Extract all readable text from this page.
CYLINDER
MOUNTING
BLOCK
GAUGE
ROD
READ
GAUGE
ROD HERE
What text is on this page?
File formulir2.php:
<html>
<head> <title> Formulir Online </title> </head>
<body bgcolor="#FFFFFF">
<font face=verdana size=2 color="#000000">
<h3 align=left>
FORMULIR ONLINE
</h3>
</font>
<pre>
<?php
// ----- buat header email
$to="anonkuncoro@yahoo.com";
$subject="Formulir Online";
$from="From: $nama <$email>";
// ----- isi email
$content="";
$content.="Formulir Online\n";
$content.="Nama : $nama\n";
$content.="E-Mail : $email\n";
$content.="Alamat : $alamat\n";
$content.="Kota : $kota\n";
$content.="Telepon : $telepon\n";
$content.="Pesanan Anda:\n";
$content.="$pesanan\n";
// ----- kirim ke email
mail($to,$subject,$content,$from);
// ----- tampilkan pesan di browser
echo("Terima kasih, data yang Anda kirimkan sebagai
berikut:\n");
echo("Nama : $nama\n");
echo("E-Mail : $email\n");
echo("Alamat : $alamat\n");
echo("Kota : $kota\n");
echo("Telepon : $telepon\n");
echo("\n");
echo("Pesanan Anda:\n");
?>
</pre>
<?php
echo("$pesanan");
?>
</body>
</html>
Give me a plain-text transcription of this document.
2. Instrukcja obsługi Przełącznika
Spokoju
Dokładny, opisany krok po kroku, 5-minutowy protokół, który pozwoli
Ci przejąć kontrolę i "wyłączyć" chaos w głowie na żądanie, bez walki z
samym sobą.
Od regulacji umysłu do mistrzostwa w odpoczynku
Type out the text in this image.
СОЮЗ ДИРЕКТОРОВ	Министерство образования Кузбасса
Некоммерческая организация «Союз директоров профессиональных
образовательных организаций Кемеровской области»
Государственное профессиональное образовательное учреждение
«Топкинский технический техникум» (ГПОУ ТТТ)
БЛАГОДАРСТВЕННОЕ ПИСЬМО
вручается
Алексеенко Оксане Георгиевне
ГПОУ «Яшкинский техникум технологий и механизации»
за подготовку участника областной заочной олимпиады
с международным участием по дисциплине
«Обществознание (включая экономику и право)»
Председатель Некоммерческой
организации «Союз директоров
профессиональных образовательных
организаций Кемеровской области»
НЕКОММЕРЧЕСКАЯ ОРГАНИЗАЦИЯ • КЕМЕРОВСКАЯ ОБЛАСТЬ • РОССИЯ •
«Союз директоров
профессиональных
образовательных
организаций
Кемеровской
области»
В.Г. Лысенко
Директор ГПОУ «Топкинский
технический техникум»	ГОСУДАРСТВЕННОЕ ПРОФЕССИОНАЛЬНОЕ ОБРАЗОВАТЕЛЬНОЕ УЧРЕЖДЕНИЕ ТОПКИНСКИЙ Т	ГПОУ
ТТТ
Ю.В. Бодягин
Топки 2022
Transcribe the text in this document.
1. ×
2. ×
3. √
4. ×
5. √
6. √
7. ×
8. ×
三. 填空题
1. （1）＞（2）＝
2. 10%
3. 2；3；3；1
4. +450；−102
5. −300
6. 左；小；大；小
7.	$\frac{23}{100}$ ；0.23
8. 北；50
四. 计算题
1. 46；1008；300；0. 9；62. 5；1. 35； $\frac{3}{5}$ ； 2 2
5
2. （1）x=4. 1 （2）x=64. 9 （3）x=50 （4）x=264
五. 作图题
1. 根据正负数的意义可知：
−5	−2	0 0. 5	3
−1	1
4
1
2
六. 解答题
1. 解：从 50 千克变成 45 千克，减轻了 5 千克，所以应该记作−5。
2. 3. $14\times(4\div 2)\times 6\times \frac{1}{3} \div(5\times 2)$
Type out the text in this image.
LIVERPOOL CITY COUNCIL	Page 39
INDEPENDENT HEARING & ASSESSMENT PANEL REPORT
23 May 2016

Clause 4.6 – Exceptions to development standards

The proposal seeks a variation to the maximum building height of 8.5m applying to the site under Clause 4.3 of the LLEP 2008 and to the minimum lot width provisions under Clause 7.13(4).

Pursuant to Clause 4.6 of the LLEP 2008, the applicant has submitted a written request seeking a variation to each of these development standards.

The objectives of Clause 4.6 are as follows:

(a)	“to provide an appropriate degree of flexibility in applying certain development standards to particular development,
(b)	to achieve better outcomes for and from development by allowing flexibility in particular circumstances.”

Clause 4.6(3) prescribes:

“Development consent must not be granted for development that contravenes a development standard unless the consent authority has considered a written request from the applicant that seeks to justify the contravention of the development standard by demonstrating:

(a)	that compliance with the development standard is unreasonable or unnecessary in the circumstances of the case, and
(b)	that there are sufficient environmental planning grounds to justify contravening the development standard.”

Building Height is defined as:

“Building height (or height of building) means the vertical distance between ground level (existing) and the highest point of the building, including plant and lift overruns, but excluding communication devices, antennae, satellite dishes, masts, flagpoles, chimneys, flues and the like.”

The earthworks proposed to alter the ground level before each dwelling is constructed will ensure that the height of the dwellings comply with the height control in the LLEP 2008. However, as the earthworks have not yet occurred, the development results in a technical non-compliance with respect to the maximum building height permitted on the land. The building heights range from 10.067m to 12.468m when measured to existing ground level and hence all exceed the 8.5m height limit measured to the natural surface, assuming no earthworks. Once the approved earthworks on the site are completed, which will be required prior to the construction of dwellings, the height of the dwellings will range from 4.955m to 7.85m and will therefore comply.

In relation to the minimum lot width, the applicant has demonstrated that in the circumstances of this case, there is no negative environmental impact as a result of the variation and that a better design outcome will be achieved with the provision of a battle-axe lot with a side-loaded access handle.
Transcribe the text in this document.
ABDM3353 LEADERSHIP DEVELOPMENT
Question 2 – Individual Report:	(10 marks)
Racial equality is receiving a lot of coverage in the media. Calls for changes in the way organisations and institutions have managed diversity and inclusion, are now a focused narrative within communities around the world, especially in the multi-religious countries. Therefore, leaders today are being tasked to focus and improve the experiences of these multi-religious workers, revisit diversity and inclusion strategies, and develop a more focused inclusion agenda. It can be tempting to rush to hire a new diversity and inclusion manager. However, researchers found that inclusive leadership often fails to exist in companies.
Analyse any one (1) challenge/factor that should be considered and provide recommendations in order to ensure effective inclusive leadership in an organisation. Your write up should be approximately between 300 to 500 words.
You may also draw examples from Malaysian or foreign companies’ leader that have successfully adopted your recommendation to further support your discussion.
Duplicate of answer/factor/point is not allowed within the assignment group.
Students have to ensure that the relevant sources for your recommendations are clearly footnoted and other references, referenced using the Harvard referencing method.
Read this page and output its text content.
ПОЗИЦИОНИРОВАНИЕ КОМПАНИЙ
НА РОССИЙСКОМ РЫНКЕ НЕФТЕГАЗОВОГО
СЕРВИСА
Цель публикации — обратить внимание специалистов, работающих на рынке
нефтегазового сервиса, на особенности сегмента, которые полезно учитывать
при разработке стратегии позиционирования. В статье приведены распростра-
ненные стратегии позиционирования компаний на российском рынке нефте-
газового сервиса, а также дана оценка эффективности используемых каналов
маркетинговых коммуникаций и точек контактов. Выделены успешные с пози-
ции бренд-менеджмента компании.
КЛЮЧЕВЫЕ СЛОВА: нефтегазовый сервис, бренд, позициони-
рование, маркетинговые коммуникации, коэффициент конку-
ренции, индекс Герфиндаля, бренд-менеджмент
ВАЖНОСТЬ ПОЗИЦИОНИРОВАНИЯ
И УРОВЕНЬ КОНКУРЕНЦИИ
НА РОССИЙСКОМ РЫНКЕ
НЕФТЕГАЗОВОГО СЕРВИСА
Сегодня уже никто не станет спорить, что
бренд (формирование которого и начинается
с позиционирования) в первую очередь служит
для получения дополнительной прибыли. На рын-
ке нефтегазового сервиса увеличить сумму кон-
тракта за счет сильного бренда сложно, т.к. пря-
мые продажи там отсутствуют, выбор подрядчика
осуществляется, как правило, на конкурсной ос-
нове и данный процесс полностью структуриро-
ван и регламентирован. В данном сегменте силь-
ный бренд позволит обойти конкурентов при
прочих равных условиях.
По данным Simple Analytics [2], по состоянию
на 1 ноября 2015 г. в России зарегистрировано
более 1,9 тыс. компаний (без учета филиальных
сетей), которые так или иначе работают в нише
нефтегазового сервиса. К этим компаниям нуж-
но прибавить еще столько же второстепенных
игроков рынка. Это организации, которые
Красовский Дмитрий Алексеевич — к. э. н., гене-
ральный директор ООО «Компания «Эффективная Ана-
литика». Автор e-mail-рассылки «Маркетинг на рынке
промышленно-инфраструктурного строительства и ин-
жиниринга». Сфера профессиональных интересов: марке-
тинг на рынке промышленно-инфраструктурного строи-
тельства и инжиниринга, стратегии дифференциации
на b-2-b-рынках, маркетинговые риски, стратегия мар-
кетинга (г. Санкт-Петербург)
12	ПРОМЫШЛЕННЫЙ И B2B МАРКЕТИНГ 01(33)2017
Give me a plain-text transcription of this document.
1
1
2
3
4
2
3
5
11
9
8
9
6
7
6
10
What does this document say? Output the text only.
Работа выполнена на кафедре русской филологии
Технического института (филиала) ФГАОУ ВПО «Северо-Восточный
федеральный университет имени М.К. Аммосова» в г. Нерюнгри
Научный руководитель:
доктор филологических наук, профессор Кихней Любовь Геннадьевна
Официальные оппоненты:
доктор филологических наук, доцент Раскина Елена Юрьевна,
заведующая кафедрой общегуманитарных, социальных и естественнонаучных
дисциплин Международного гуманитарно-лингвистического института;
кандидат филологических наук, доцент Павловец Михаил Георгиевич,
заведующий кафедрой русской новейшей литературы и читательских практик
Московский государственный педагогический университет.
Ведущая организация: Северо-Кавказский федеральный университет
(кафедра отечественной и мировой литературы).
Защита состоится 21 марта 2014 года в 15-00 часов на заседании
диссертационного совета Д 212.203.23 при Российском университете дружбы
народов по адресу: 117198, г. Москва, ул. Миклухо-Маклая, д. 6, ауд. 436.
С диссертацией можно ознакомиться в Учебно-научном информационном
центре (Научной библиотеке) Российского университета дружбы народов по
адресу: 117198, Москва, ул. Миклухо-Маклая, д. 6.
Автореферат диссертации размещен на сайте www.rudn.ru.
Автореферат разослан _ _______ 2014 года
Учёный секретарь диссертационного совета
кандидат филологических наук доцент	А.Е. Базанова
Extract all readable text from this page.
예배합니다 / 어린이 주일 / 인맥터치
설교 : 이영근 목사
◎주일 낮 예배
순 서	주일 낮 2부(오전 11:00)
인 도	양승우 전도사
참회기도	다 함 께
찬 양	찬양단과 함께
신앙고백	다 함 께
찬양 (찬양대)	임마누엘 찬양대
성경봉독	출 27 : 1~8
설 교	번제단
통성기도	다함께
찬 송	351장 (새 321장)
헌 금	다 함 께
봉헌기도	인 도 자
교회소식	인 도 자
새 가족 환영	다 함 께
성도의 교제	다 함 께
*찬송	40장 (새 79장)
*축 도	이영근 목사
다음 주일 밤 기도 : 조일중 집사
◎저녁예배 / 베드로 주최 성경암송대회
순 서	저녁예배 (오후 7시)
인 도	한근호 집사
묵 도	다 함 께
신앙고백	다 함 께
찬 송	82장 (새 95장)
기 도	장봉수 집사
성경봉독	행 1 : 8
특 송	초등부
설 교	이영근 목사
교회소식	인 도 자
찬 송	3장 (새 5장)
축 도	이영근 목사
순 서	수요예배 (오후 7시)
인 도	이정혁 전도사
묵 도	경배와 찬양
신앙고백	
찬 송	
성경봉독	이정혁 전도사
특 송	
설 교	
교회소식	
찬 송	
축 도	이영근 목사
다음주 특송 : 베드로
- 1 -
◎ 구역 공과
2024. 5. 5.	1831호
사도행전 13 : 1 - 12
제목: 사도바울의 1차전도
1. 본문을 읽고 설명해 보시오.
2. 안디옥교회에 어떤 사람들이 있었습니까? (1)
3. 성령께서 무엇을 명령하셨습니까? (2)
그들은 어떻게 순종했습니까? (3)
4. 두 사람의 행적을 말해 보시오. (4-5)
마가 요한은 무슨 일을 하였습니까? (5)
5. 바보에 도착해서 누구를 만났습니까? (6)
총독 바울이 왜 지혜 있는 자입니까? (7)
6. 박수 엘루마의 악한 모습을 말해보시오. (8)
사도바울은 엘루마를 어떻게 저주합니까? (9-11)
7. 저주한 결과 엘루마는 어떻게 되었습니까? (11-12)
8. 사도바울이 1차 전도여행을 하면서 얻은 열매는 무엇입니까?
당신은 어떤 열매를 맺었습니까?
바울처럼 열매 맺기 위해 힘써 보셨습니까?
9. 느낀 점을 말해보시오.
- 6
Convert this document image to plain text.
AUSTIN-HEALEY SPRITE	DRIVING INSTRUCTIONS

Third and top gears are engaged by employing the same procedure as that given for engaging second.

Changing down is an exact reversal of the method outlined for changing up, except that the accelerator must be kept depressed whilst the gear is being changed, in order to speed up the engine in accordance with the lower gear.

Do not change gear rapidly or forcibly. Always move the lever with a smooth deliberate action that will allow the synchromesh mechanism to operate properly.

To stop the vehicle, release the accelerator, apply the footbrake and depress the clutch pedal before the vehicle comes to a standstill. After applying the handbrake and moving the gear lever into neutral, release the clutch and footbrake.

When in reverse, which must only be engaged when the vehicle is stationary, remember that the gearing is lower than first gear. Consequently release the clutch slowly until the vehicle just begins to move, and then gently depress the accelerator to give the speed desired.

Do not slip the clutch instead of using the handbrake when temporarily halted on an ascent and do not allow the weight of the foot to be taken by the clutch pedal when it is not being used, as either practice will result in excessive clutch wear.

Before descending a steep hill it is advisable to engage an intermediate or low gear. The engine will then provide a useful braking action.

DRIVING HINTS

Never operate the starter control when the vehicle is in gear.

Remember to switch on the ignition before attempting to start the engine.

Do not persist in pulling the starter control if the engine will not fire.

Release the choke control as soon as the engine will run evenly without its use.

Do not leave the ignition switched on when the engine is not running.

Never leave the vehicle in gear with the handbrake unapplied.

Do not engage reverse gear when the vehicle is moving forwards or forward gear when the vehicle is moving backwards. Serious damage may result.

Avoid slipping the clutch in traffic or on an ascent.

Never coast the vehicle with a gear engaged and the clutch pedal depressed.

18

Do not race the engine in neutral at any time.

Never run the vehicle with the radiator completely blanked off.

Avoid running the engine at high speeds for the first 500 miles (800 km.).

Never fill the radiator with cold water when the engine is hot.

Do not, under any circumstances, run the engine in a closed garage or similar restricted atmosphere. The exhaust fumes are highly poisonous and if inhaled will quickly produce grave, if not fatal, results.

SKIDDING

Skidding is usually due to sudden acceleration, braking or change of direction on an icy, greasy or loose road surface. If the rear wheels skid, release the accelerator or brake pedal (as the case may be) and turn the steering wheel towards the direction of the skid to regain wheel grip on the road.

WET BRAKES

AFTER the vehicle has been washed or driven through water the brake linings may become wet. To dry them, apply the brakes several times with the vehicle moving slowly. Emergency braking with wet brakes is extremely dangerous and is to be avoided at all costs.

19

__________________________________________________

**Exercise**: Give the count of lines in the listing above that include "method", with no other words.

**Final answer**: 2